### [Objective]
Give the stretch of the material from the line containing "pie-slice-risikobehaftet-crypto[interactable] [764,559,787,990]" through the line containing "legend-item[interactable]: Risikobehaftet Crypto", both included, as a JSON list of strings with one string per line and blank lines omitted.

....

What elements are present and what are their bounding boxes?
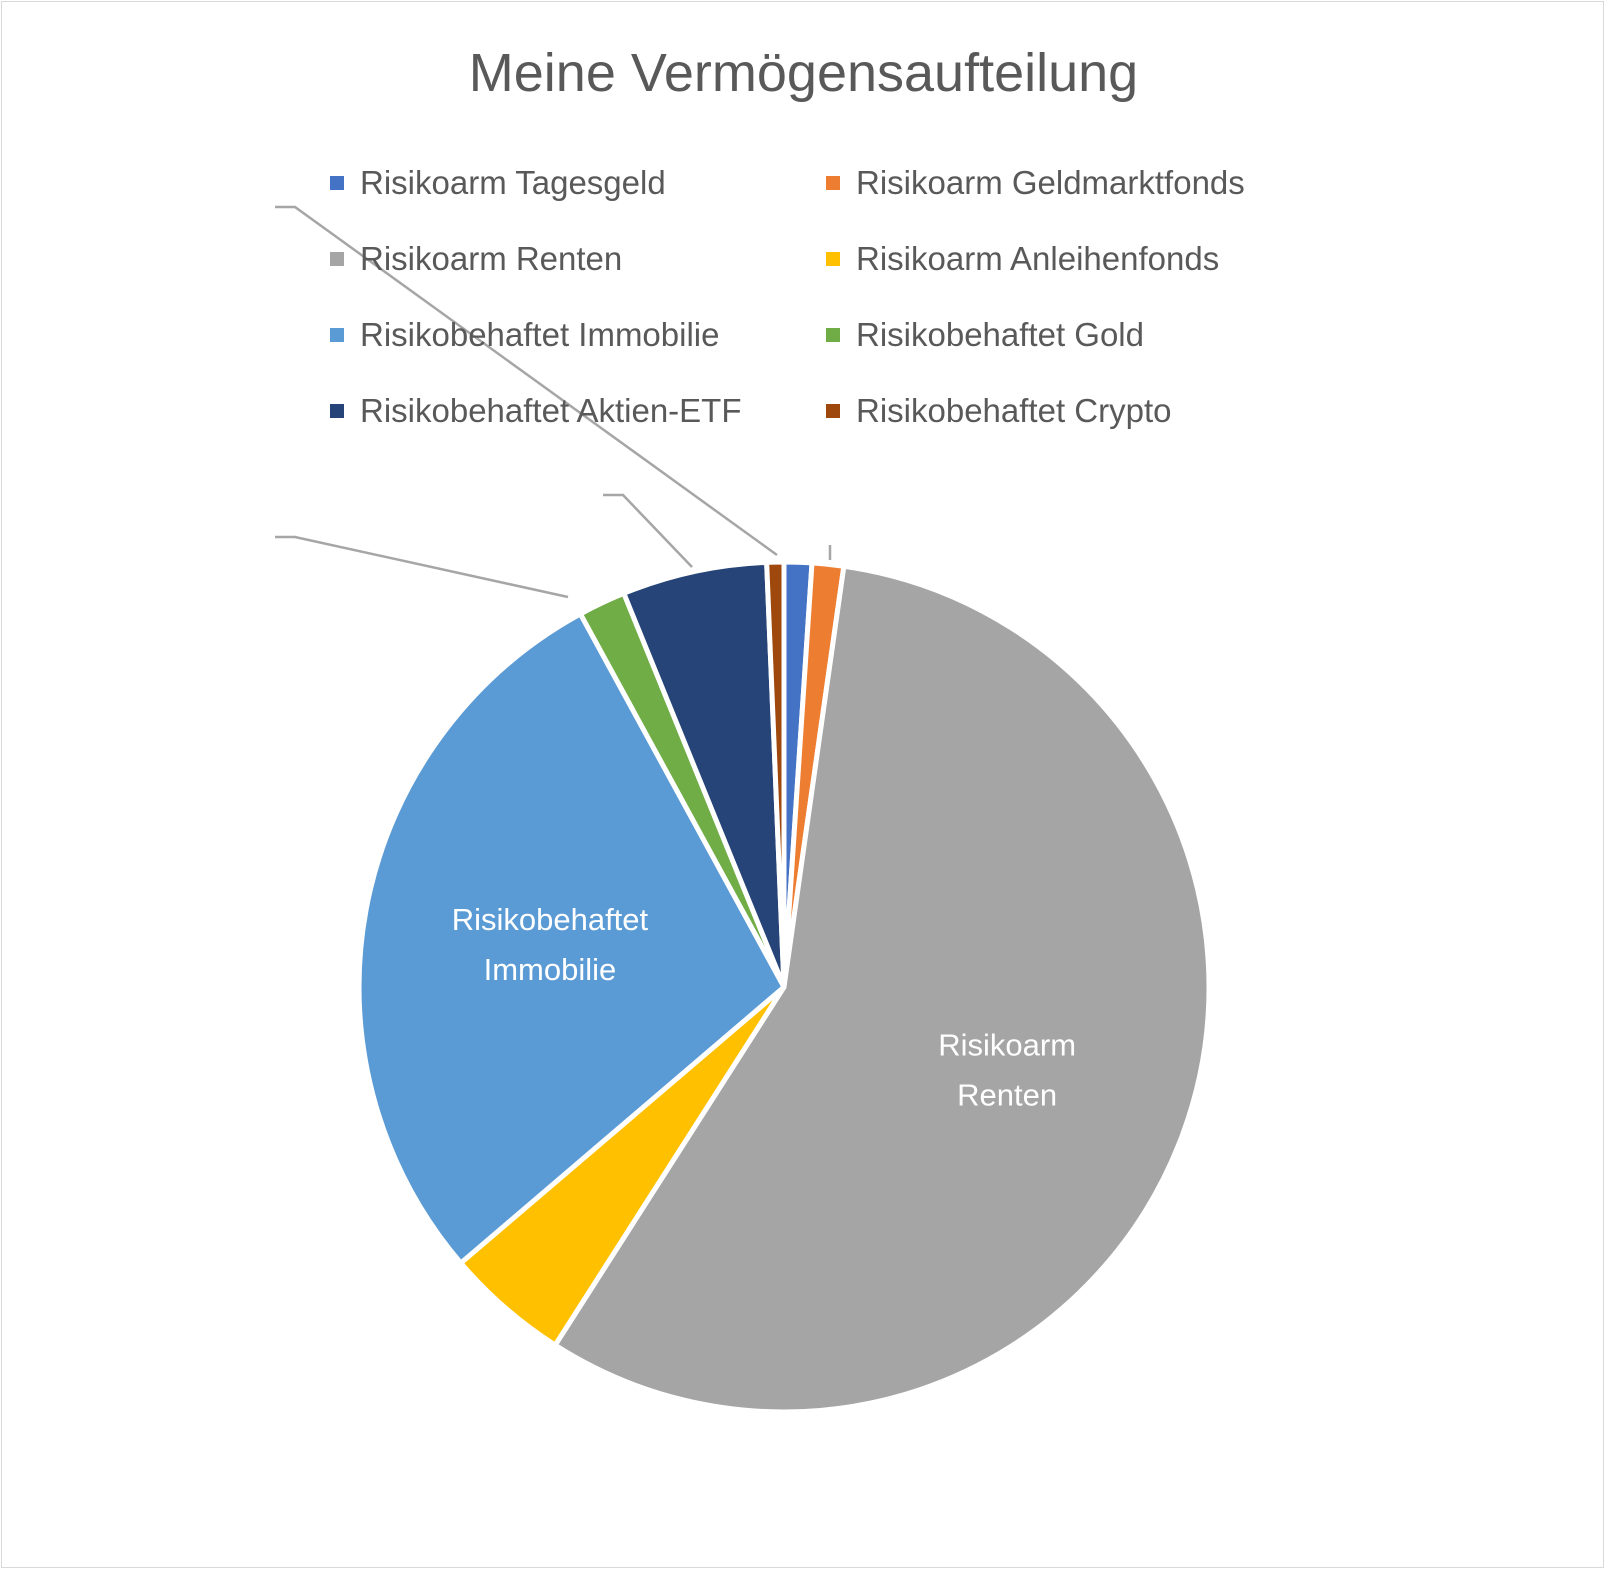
pie-slice-risikobehaftet-crypto[interactable] [764,559,787,990]
legend-swatch [826,176,840,190]
legend-item[interactable]: Risikoarm Geldmarktfonds [826,164,1245,202]
pie-slice-risikobehaftet-immobilie[interactable] [356,611,787,1266]
data-label: Immobilie [484,952,617,987]
pie-slice-risikoarm-renten[interactable] [552,563,1212,1415]
data-label: Risikobehaftet [452,902,649,937]
legend-label: Risikobehaftet Crypto [856,392,1172,429]
leader-line [275,535,569,599]
legend-swatch [330,404,344,418]
leader-line [275,205,778,557]
data-label: Renten [957,1078,1057,1113]
pie-slice-risikobehaftet-aktien-etf[interactable] [621,559,787,990]
legend-item[interactable]: Risikobehaftet Crypto [826,392,1171,430]
legend-item[interactable]: Risikoarm Renten [330,240,622,278]
data-label: Risikoarm [938,1028,1076,1063]
legend-label: Risikoarm Geldmarktfonds [856,164,1245,201]
legend-label: Risikoarm Tagesgeld [360,164,666,201]
legend-item[interactable]: Risikoarm Tagesgeld [330,164,666,202]
leader-line [603,493,693,568]
legend-swatch [330,252,344,266]
legend-label: Risikobehaftet Gold [856,316,1144,353]
legend-swatch [826,252,840,266]
legend-item[interactable]: Risikobehaftet Gold [826,316,1144,354]
legend-swatch [826,404,840,418]
legend-label: Risikoarm Anleihenfonds [856,240,1220,277]
legend-swatch [330,176,344,190]
legend-swatch [826,328,840,342]
legend-item[interactable]: Risikobehaftet Aktien-ETF [330,392,742,430]
legend-item[interactable]: Risikoarm Anleihenfonds [826,240,1219,278]
legend-label: Risikoarm Renten [360,240,623,277]
legend-label: Risikobehaftet Immobilie [360,316,720,353]
chart-title: Meine Vermögensaufteilung [468,43,1139,103]
legend-swatch [330,328,344,342]
legend-label: Risikobehaftet Aktien-ETF [360,392,742,429]
legend-item[interactable]: Risikobehaftet Immobilie [330,316,720,354]
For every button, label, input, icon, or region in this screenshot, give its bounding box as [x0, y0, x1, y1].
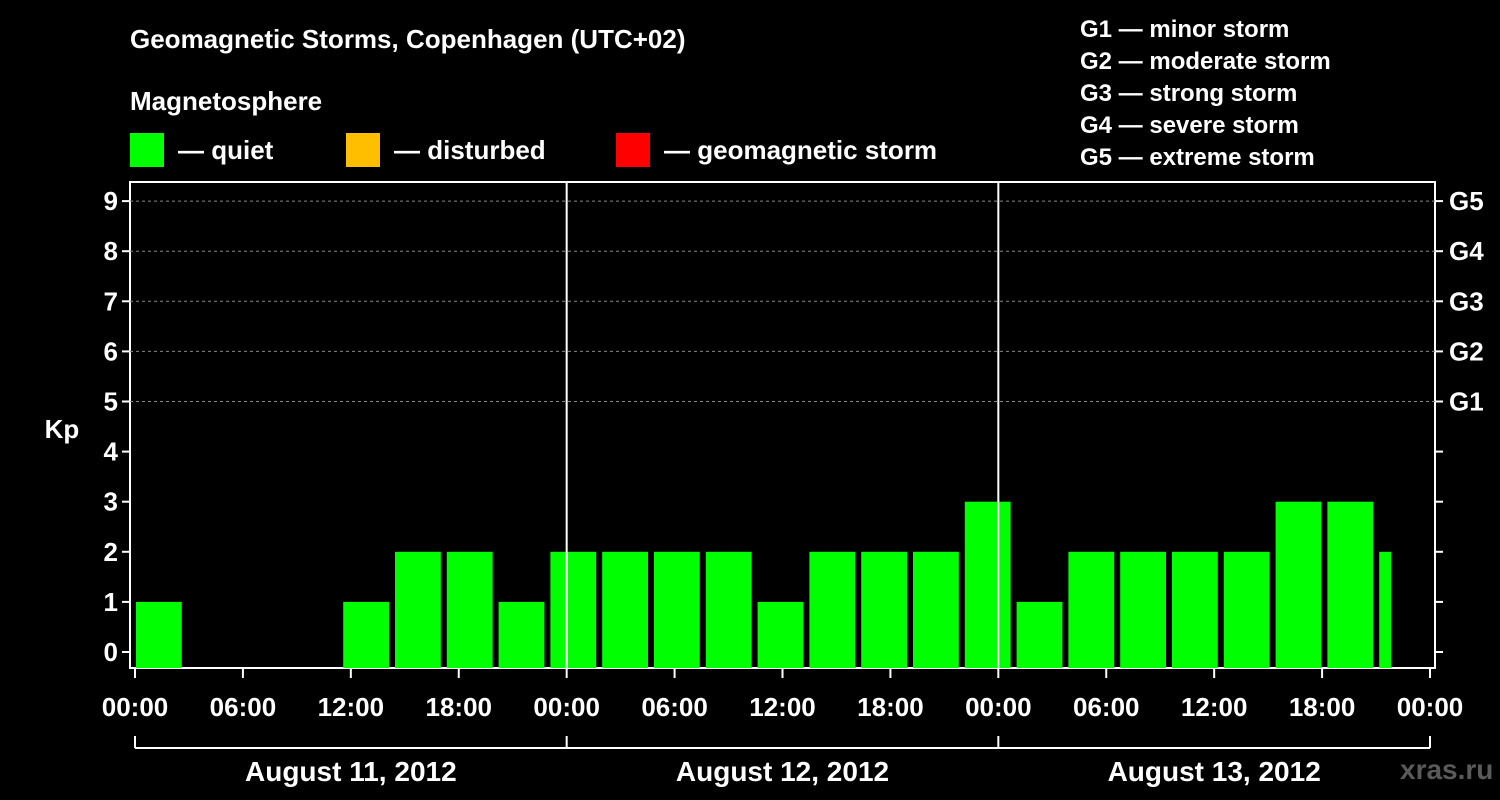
kp-bar — [1068, 551, 1115, 668]
legend-swatch-disturbed — [346, 133, 380, 167]
y-tick-label: 2 — [104, 537, 118, 567]
kp-bar — [1275, 501, 1322, 668]
g2-legend: G2 — moderate storm — [1080, 48, 1331, 75]
kp-bar — [705, 551, 752, 668]
y-tick-label: 7 — [104, 286, 118, 316]
legend-label-disturbed: — disturbed — [394, 134, 546, 165]
kp-bar — [395, 551, 441, 668]
kp-bar — [1172, 551, 1218, 668]
x-tick-label: 06:00 — [641, 692, 708, 722]
x-tick-label: 00:00 — [533, 692, 600, 722]
y-tick-label: 3 — [104, 487, 118, 517]
kp-bar — [136, 601, 182, 668]
kp-bar — [1327, 501, 1374, 668]
y-tick-label: 6 — [104, 336, 118, 366]
x-tick-label: 00:00 — [1397, 692, 1464, 722]
x-tick-label: 06:00 — [1073, 692, 1140, 722]
watermark: xras.ru — [1400, 754, 1494, 785]
kp-bar — [343, 601, 389, 668]
x-tick-label: 00:00 — [965, 692, 1032, 722]
y-tick-label: 1 — [104, 587, 118, 617]
x-tick-label: 12:00 — [318, 692, 385, 722]
x-tick-label: 06:00 — [210, 692, 277, 722]
chart-title: Geomagnetic Storms, Copenhagen (UTC+02) — [130, 24, 686, 54]
y-tick-label: 4 — [104, 437, 119, 467]
kp-bar — [1120, 551, 1166, 668]
kp-bar — [964, 501, 1011, 668]
kp-bar — [1223, 551, 1270, 668]
g1-legend: G1 — minor storm — [1080, 16, 1290, 43]
g3-legend: G3 — strong storm — [1080, 80, 1298, 107]
legend-label-storm: — geomagnetic storm — [664, 134, 938, 165]
x-tick-label: 18:00 — [426, 692, 493, 722]
legend-label-quiet: — quiet — [178, 134, 274, 165]
legend-swatch-storm — [616, 133, 650, 167]
x-tick-label: 12:00 — [749, 692, 816, 722]
y-tick-label: 9 — [104, 186, 118, 216]
y-tick-label: 0 — [104, 637, 118, 667]
legend-item-disturbed: — disturbed — [346, 133, 546, 167]
g5-legend: G5 — extreme storm — [1080, 144, 1315, 171]
x-tick-label: 18:00 — [1289, 692, 1356, 722]
kp-bar — [913, 551, 959, 668]
kp-bar — [550, 551, 597, 668]
kp-bar — [757, 601, 804, 668]
x-tick-label: 12:00 — [1181, 692, 1248, 722]
magnetosphere-label: Magnetosphere — [130, 86, 323, 116]
legend-item-storm: — geomagnetic storm — [616, 133, 937, 167]
g-level-label: G3 — [1449, 286, 1484, 316]
kp-bar — [809, 551, 856, 668]
g4-legend: G4 — severe storm — [1080, 112, 1299, 139]
day-label: August 13, 2012 — [1108, 756, 1321, 787]
g-level-label: G1 — [1449, 387, 1484, 417]
x-tick-label: 00:00 — [102, 692, 169, 722]
kp-bar — [1016, 601, 1063, 668]
kp-bar — [654, 551, 700, 668]
day-label: August 11, 2012 — [245, 756, 457, 787]
g-level-label: G2 — [1449, 336, 1484, 366]
kp-bar — [446, 551, 493, 668]
y-tick-label: 8 — [104, 236, 118, 266]
g-level-label: G5 — [1449, 186, 1484, 216]
x-tick-label: 18:00 — [857, 692, 924, 722]
day-label: August 12, 2012 — [676, 756, 889, 787]
g-level-label: G4 — [1449, 236, 1484, 266]
kp-bar — [1379, 551, 1392, 668]
legend-swatch-quiet — [130, 133, 164, 167]
y-tick-label: 5 — [104, 387, 118, 417]
g-level-legend: G1 — minor storm G2 — moderate storm G3 … — [1080, 14, 1331, 174]
kp-bar — [498, 601, 545, 668]
kp-bar — [861, 551, 907, 668]
kp-bar — [602, 551, 648, 668]
legend-item-quiet: — quiet — [130, 133, 273, 167]
y-axis-label: Kp — [45, 414, 80, 444]
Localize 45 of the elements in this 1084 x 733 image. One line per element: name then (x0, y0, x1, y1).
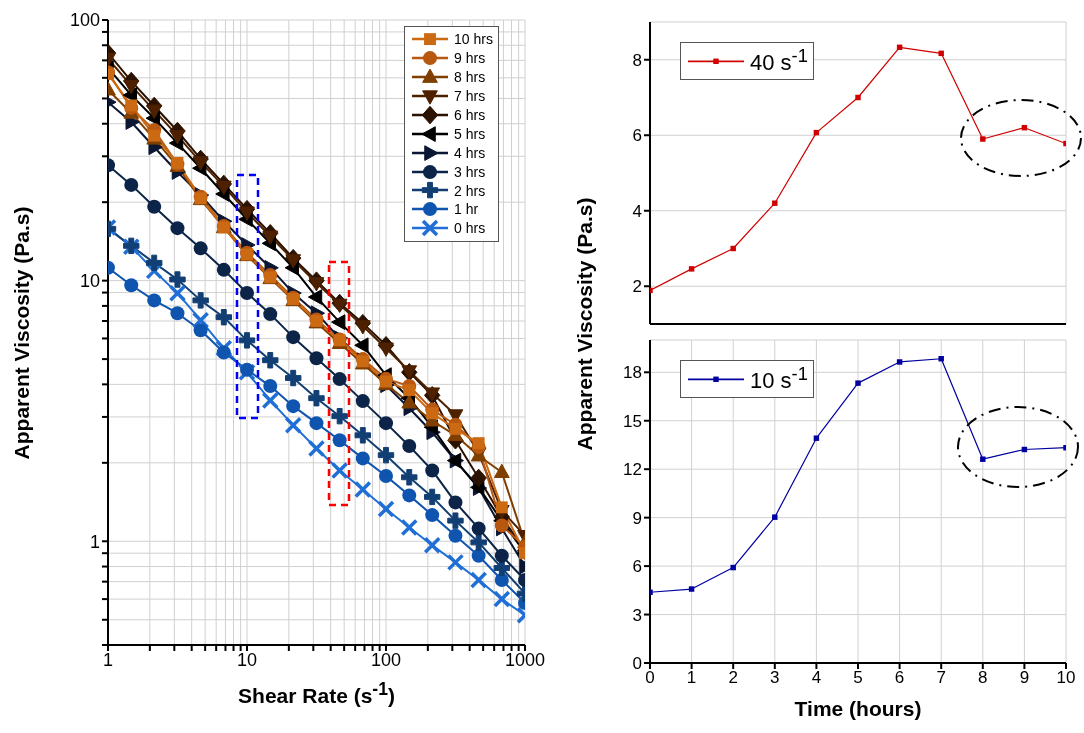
x-tick-label: 0 (645, 668, 655, 688)
legend-label: 9 hrs (454, 50, 486, 67)
x-tick-label: 5 (853, 668, 863, 688)
y-tick-label: 2 (632, 277, 642, 297)
y-axis-title: Apparent Viscosity (Pa.s) (573, 197, 597, 451)
y-tick-label: 15 (623, 411, 642, 431)
legend-label: 2 hrs (454, 182, 486, 199)
x-tick-label: 10 (236, 649, 258, 670)
legend-label: 1 hr (454, 201, 479, 218)
x-tick-label: 8 (978, 668, 988, 688)
y-axis-title: Apparent Viscosity (Pa.s) (10, 206, 34, 459)
x-axis-title: Shear Rate (s$^{-1}$) (237, 679, 396, 708)
legend-label: 10 s$^{-1}$ (750, 363, 808, 395)
x-tick-label: 100 (370, 649, 402, 670)
legend-label: 6 hrs (454, 107, 486, 123)
x-tick-label: 4 (811, 668, 822, 688)
x-tick-label: 1 (102, 649, 114, 670)
legend-label: 4 hrs (454, 144, 486, 161)
legend-label: 5 hrs (454, 125, 486, 142)
y-tick-label: 8 (632, 50, 642, 70)
y-tick-label: 10 (79, 271, 100, 292)
x-tick-label: 1 (686, 668, 697, 688)
y-tick-label: 6 (632, 557, 642, 577)
y-tick-label: 18 (623, 363, 642, 383)
legend-label: 0 hrs (454, 220, 486, 237)
y-tick-label: 12 (623, 460, 642, 480)
x-tick-label: 7 (936, 668, 946, 688)
x-axis-title: Time (hours) (793, 697, 923, 721)
y-tick-label: 9 (632, 508, 642, 528)
x-tick-label: 3 (770, 668, 780, 688)
legend-label: 7 hrs (454, 88, 486, 105)
legend-label: 3 hrs (454, 163, 486, 180)
legend-label: 8 hrs (454, 69, 486, 86)
y-tick-label: 4 (632, 201, 642, 221)
y-tick-label: 6 (632, 126, 642, 146)
legend-label: 40 s$^{-1}$ (750, 45, 808, 77)
x-tick-label: 9 (1019, 668, 1030, 688)
x-tick-label: 6 (894, 668, 905, 688)
x-tick-label: 2 (728, 668, 738, 688)
y-tick-label: 3 (632, 605, 642, 625)
y-tick-label: 100 (69, 10, 100, 31)
x-tick-label: 10 (1056, 668, 1076, 688)
x-tick-label: 1000 (504, 649, 546, 670)
legend-label: 10 hrs (454, 31, 493, 48)
y-tick-label: 1 (89, 531, 100, 552)
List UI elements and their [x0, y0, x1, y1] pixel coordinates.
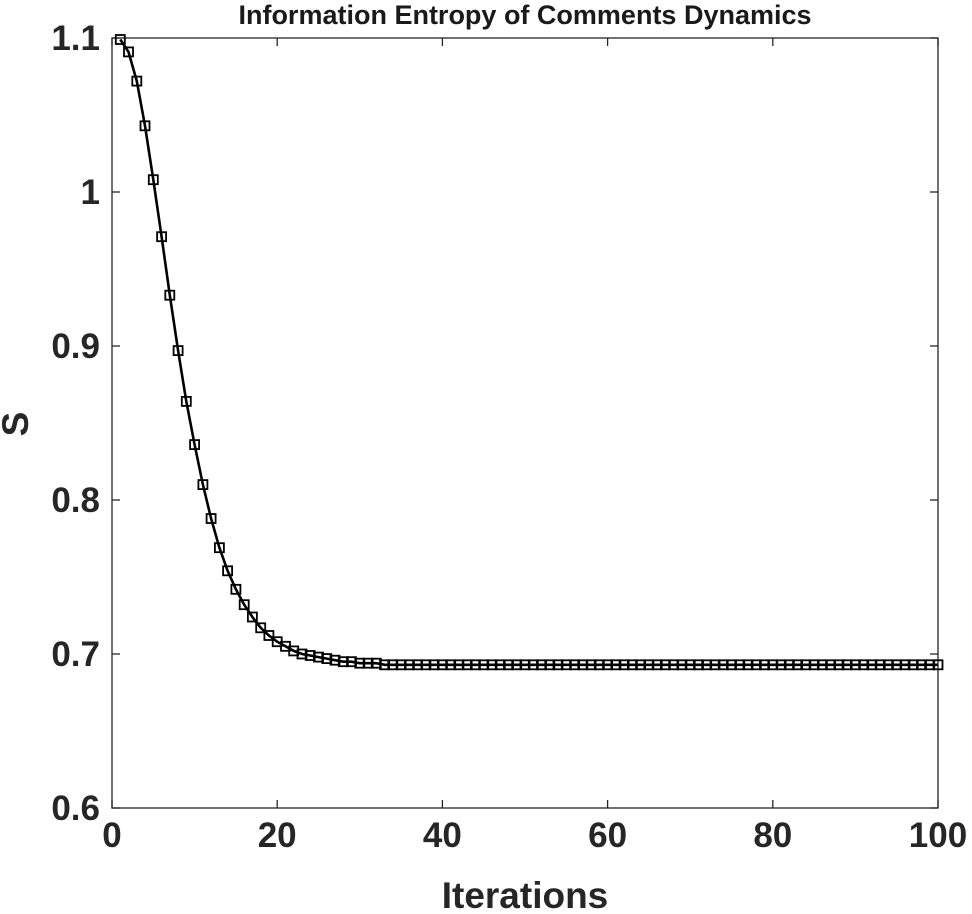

....

### [Written solution]
[
  "pie-slice-risikobehaftet-crypto[interactable] [764,559,787,990]",
  "legend-swatch [826,176,840,190]",
  "legend-item[interactable]: Risikoarm Geldmarktfonds [826,164,1245,202]",
  "pie-slice-risikobehaftet-immobilie[interactable] [356,611,787,1266]",
  "data-label: Immobilie [484,952,617,987]",
  "pie-slice-risikoarm-renten[interactable] [552,563,1212,1415]",
  "data-label: Risikobehaftet [452,902,649,937]",
  "legend-label: Risikobehaftet Crypto [856,392,1172,429]",
  "leader-line [275,535,569,599]",
  "legend-swatch [330,404,344,418]",
  "leader-line [275,205,778,557]",
  "data-label: Renten [957,1078,1057,1113]",
  "pie-slice-risikobehaftet-aktien-etf[interactable] [621,559,787,990]",
  "legend-item[interactable]: Risikobehaftet Crypto [826,392,1171,430]"
]